[Data excerpts]
— Start —

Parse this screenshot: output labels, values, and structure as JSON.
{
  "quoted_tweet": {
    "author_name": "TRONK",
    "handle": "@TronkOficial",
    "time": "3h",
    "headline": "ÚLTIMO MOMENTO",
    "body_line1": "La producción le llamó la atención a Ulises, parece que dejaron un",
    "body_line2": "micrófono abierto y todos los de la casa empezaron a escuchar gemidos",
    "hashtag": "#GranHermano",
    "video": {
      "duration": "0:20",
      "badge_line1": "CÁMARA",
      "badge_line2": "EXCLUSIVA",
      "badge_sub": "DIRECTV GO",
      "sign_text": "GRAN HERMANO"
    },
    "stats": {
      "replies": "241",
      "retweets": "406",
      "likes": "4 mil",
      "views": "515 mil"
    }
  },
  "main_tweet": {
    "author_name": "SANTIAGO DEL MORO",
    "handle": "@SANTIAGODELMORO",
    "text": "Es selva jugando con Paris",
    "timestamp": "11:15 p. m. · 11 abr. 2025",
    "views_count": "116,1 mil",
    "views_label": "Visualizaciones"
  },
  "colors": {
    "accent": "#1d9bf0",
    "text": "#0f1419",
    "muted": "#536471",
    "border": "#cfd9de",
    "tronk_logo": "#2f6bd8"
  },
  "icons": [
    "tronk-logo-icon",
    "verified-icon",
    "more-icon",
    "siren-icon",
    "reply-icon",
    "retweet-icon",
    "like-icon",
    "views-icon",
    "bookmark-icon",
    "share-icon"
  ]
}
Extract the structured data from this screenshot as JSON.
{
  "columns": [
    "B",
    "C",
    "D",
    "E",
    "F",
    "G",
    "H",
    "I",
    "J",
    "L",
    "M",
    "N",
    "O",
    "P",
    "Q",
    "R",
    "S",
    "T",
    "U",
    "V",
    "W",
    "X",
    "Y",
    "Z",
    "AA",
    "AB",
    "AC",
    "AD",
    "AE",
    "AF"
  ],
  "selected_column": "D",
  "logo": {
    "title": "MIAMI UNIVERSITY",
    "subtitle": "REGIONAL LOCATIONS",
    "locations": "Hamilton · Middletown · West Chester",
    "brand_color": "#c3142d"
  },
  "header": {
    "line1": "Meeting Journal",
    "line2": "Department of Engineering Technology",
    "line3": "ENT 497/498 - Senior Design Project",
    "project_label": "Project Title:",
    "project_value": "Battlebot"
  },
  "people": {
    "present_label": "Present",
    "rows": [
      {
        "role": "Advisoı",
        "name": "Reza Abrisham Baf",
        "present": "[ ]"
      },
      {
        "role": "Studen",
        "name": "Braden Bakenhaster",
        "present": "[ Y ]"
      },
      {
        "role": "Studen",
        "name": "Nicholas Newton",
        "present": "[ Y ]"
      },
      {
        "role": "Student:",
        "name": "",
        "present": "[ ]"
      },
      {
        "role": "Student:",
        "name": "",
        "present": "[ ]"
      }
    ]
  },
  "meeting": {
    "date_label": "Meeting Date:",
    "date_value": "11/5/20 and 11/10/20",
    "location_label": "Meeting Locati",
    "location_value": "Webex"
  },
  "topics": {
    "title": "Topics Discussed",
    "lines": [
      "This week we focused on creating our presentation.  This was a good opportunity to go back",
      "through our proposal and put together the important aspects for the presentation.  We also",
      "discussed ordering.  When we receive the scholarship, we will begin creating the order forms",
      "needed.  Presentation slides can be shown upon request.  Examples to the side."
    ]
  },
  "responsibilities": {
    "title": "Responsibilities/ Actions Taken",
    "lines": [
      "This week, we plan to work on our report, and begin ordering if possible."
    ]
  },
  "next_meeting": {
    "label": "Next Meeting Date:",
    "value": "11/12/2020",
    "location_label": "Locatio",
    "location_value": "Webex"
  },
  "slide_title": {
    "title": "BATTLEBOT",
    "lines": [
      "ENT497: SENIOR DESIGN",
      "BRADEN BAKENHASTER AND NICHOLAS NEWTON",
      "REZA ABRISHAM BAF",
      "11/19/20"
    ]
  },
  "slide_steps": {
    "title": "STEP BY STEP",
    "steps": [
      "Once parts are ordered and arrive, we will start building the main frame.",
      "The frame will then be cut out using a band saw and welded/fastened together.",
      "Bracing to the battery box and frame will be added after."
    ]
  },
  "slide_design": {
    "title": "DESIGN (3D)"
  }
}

— End —

THE TASK: Retype the entries exactly, including every line.

REPLY:
Parse this screenshot: output labels, values, and structure as JSON.
{
  "quoted_tweet": {
    "author_name": "TRONK",
    "handle": "@TronkOficial",
    "time": "3h",
    "headline": "ÚLTIMO MOMENTO",
    "body_line1": "La producción le llamó la atención a Ulises, parece que dejaron un",
    "body_line2": "micrófono abierto y todos los de la casa empezaron a escuchar gemidos",
    "hashtag": "#GranHermano",
    "video": {
      "duration": "0:20",
      "badge_line1": "CÁMARA",
      "badge_line2": "EXCLUSIVA",
      "badge_sub": "DIRECTV GO",
      "sign_text": "GRAN HERMANO"
    },
    "stats": {
      "replies": "241",
      "retweets": "406",
      "likes": "4 mil",
      "views": "515 mil"
    }
  },
  "main_tweet": {
    "author_name": "SANTIAGO DEL MORO",
    "handle": "@SANTIAGODELMORO",
    "text": "Es selva jugando con Paris",
    "timestamp": "11:15 p. m. · 11 abr. 2025",
    "views_count": "116,1 mil",
    "views_label": "Visualizaciones"
  },
  "colors": {
    "accent": "#1d9bf0",
    "text": "#0f1419",
    "muted": "#536471",
    "border": "#cfd9de",
    "tronk_logo": "#2f6bd8"
  },
  "icons": [
    "tronk-logo-icon",
    "verified-icon",
    "more-icon",
    "siren-icon",
    "reply-icon",
    "retweet-icon",
    "like-icon",
    "views-icon",
    "bookmark-icon",
    "share-icon"
  ]
}
Extract the structured data from this screenshot as JSON.
{
  "columns": [
    "B",
    "C",
    "D",
    "E",
    "F",
    "G",
    "H",
    "I",
    "J",
    "L",
    "M",
    "N",
    "O",
    "P",
    "Q",
    "R",
    "S",
    "T",
    "U",
    "V",
    "W",
    "X",
    "Y",
    "Z",
    "AA",
    "AB",
    "AC",
    "AD",
    "AE",
    "AF"
  ],
  "selected_column": "D",
  "logo": {
    "title": "MIAMI UNIVERSITY",
    "subtitle": "REGIONAL LOCATIONS",
    "locations": "Hamilton · Middletown · West Chester",
    "brand_color": "#c3142d"
  },
  "header": {
    "line1": "Meeting Journal",
    "line2": "Department of Engineering Technology",
    "line3": "ENT 497/498 - Senior Design Project",
    "project_label": "Project Title:",
    "project_value": "Battlebot"
  },
  "people": {
    "present_label": "Present",
    "rows": [
      {
        "role": "Advisoı",
        "name": "Reza Abrisham Baf",
        "present": "[ ]"
      },
      {
        "role": "Studen",
        "name": "Braden Bakenhaster",
        "present": "[ Y ]"
      },
      {
        "role": "Studen",
        "name": "Nicholas Newton",
        "present": "[ Y ]"
      },
      {
        "role": "Student:",
        "name": "",
        "present": "[ ]"
      },
      {
        "role": "Student:",
        "name": "",
        "present": "[ ]"
      }
    ]
  },
  "meeting": {
    "date_label": "Meeting Date:",
    "date_value": "11/5/20 and 11/10/20",
    "location_label": "Meeting Locati",
    "location_value": "Webex"
  },
  "topics": {
    "title": "Topics Discussed",
    "lines": [
      "This week we focused on creating our presentation.  This was a good opportunity to go back",
      "through our proposal and put together the important aspects for the presentation.  We also",
      "discussed ordering.  When we receive the scholarship, we will begin creating the order forms",
      "needed.  Presentation slides can be shown upon request.  Examples to the side."
    ]
  },
  "responsibilities": {
    "title": "Responsibilities/ Actions Taken",
    "lines": [
      "This week, we plan to work on our report, and begin ordering if possible."
    ]
  },
  "next_meeting": {
    "label": "Next Meeting Date:",
    "value": "11/12/2020",
    "location_label": "Locatio",
    "location_value": "Webex"
  },
  "slide_title": {
    "title": "BATTLEBOT",
    "lines": [
      "ENT497: SENIOR DESIGN",
      "BRADEN BAKENHASTER AND NICHOLAS NEWTON",
      "REZA ABRISHAM BAF",
      "11/19/20"
    ]
  },
  "slide_steps": {
    "title": "STEP BY STEP",
    "steps": [
      "Once parts are ordered and arrive, we will start building the main frame.",
      "The frame will then be cut out using a band saw and welded/fastened together.",
      "Bracing to the battery box and frame will be added after."
    ]
  },
  "slide_design": {
    "title": "DESIGN (3D)"
  }
}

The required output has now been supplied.